◆ WHAT TO DO: Examine each line of the data. Copy those that contain the string "name".

◆ THE INPUT:

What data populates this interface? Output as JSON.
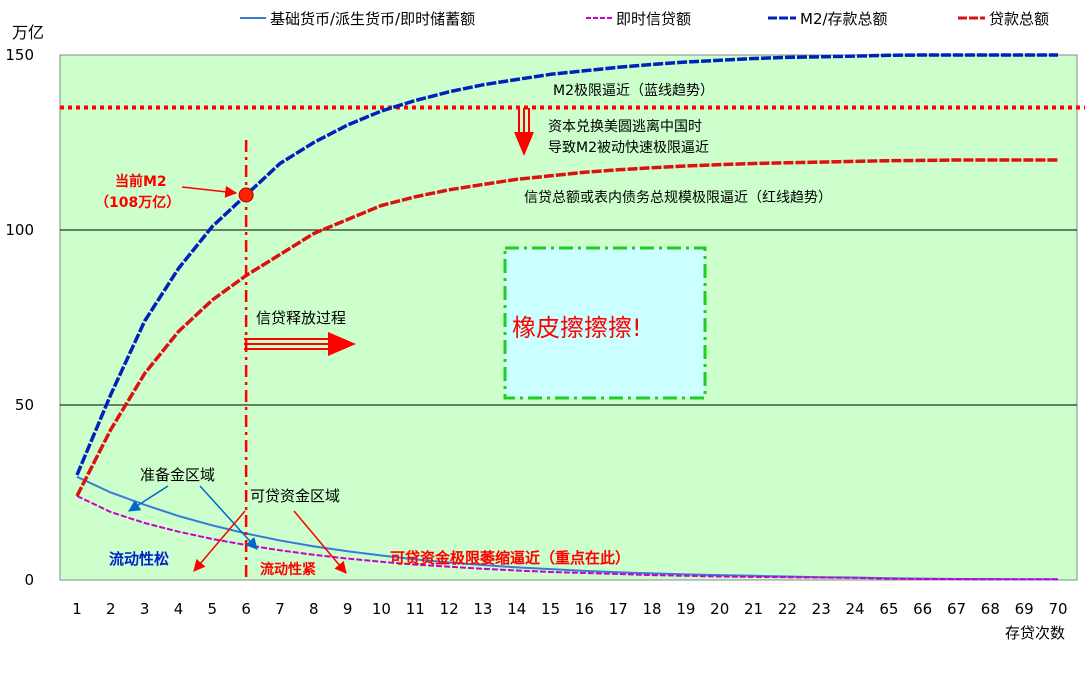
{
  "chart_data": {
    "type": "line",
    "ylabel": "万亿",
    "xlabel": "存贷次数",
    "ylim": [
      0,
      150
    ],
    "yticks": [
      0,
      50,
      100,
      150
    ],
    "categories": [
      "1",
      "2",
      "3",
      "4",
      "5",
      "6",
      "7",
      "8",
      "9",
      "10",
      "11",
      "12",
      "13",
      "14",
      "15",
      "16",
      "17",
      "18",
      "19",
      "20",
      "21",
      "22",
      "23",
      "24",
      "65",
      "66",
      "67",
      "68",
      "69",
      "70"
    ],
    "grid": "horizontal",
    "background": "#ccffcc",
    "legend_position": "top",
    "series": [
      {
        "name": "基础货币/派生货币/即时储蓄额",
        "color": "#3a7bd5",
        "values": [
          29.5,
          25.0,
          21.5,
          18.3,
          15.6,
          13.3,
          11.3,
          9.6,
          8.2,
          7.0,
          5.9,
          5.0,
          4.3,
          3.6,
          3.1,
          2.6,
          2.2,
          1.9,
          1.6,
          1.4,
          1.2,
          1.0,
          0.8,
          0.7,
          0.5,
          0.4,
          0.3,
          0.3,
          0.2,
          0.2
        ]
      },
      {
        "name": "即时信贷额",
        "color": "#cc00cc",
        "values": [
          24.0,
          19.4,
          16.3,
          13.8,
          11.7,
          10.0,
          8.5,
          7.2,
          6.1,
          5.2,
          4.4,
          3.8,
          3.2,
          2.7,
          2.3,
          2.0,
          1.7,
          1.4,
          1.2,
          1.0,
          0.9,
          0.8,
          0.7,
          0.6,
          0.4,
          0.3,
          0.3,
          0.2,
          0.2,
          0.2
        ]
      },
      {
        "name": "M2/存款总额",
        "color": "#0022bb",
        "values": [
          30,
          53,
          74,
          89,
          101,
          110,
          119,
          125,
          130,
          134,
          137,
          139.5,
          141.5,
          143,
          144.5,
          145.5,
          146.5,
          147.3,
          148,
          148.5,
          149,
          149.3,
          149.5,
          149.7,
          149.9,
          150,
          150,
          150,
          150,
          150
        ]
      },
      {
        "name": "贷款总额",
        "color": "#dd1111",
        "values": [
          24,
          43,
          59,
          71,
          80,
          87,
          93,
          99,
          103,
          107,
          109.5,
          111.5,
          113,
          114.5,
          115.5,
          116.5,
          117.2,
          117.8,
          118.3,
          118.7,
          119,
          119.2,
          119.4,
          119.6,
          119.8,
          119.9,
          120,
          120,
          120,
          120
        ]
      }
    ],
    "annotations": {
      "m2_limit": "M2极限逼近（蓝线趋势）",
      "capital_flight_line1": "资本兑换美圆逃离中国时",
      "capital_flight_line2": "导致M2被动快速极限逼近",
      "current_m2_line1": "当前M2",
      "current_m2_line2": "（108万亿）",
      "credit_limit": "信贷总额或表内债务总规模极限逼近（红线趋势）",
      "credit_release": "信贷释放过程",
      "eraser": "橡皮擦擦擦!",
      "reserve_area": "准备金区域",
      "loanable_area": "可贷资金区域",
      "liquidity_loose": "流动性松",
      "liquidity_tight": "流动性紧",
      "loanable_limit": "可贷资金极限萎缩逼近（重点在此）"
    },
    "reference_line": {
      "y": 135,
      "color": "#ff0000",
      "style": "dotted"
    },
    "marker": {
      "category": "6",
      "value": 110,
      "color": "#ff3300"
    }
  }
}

◆ WRITTEN SOLUTION:
        "name": "基础货币/派生货币/即时储蓄额",
        "name": "即时信贷额",
        "name": "M2/存款总额",
        "name": "贷款总额",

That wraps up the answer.